TASK STATEMENT → Find how many lines in the material hold the word "Nylon尼龍", then state that number and nothing more.

DATA PROVIDED →
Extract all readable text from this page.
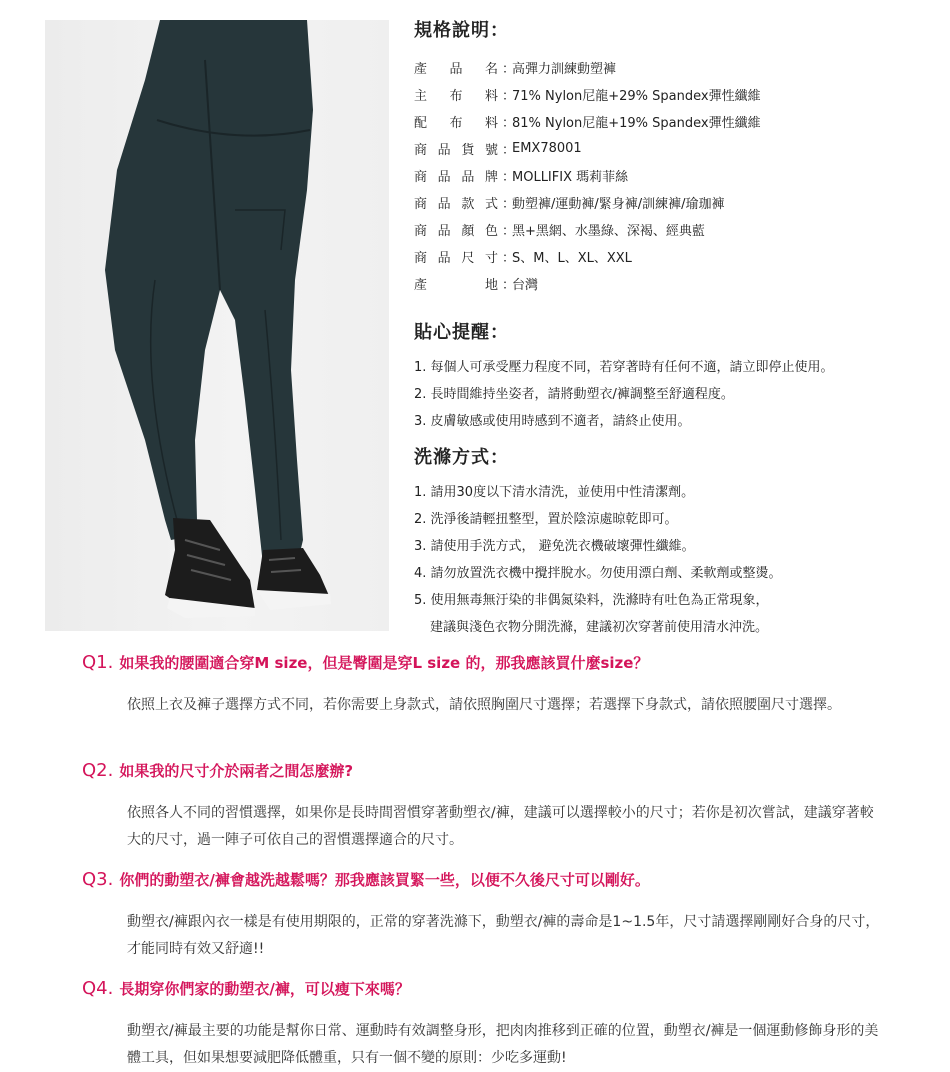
規格說明：
產 品 名 ：
高彈力訓練動塑褲
主 布 料 ：
71% Nylon尼龍+29% Spandex彈性纖維
配 布 料 ：
81% Nylon尼龍+19% Spandex彈性纖維
商 品 貨 號 ：
EMX78001
商 品 品 牌 ：
MOLLIFIX 瑪莉菲絲
商 品 款 式 ：
動塑褲/運動褲/緊身褲/訓練褲/瑜珈褲
商 品 顏 色 ：
黑+黑網、水墨綠、深褐、經典藍
商 品 尺 寸 ：
S、M、L、XL、XXL
產	地 ：
台灣
貼心提醒：
1. 每個人可承受壓力程度不同，若穿著時有任何不適，請立即停止使用。
2. 長時間維持坐姿者，請將動塑衣/褲調整至舒適程度。
3. 皮膚敏感或使用時感到不適者，請終止使用。
洗滌方式：
1. 請用30度以下清水清洗，並使用中性清潔劑。
2. 洗淨後請輕扭整型，置於陰涼處晾乾即可。
3. 請使用手洗方式， 避免洗衣機破壞彈性纖維。
4. 請勿放置洗衣機中攪拌脫水。勿使用漂白劑、柔軟劑或整燙。
5. 使用無毒無汙染的非偶氮染料，洗滌時有吐色為正常現象，
建議與淺色衣物分開洗滌，建議初次穿著前使用清水沖洗。
Q1. 如果我的腰圍適合穿M size，但是臀圍是穿L size 的，那我應該買什麼size？
依照上衣及褲子選擇方式不同，若你需要上身款式，請依照胸圍尺寸選擇；若選擇下身款式，請依照腰圍尺寸選擇。
Q2. 如果我的尺寸介於兩者之間怎麼辦?
依照各人不同的習慣選擇，如果你是長時間習慣穿著動塑衣/褲，建議可以選擇較小的尺寸；若你是初次嘗試，建議穿著較大的尺寸，過一陣子可依自己的習慣選擇適合的尺寸。
Q3. 你們的動塑衣/褲會越洗越鬆嗎？那我應該買緊一些，以便不久後尺寸可以剛好。
動塑衣/褲跟內衣一樣是有使用期限的，正常的穿著洗滌下，動塑衣/褲的壽命是1~1.5年，尺寸請選擇剛剛好合身的尺寸，才能同時有效又舒適!!
Q4. 長期穿你們家的動塑衣/褲，可以瘦下來嗎？
動塑衣/褲最主要的功能是幫你日常、運動時有效調整身形，把肉肉推移到正確的位置，動塑衣/褲是一個運動修飾身形的美體工具，但如果想要減肥降低體重，只有一個不變的原則：少吃多運動!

REPLY → 2